## [Requirement]
Of the lines in the entries below, state how many hold the word "main". Say nothing else.
[Start Records supplied]
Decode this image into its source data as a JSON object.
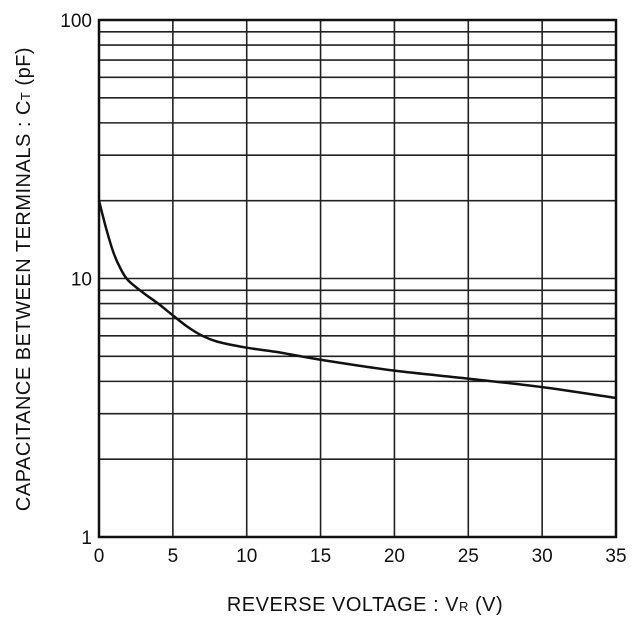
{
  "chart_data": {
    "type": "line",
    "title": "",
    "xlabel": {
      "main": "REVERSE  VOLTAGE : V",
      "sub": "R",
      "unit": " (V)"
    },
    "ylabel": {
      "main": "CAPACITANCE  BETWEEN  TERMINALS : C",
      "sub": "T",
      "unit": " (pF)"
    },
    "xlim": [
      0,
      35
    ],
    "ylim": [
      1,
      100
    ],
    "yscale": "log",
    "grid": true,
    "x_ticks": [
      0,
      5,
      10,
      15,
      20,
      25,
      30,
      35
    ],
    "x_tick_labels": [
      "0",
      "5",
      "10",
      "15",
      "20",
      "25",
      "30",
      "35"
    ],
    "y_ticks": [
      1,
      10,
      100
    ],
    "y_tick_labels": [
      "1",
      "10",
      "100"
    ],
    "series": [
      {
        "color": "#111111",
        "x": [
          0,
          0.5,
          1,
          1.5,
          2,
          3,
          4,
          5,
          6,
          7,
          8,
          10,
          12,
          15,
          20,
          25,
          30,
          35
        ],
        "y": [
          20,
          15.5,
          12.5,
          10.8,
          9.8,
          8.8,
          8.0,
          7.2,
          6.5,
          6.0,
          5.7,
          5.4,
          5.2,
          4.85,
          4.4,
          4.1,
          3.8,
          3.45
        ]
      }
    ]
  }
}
[End Records supplied]
[Start Records supplied]
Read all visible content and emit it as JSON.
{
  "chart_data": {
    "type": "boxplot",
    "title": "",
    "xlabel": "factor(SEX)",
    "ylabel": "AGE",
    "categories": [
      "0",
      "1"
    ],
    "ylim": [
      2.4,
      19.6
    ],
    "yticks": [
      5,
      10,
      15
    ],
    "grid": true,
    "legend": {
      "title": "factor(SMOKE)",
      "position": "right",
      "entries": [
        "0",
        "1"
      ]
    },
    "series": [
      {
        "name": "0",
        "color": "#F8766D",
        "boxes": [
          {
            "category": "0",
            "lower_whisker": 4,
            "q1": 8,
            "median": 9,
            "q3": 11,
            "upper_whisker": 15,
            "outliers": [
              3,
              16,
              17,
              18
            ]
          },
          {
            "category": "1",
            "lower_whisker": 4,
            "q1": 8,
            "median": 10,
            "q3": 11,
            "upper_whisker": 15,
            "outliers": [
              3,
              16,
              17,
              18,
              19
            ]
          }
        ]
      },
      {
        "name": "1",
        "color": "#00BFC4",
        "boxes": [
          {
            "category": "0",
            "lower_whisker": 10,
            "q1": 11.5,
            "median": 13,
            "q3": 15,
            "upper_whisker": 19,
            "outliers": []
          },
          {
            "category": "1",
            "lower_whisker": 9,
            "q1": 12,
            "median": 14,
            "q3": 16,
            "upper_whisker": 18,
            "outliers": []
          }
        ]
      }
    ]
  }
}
[End Records supplied]
## [Finished answer]
2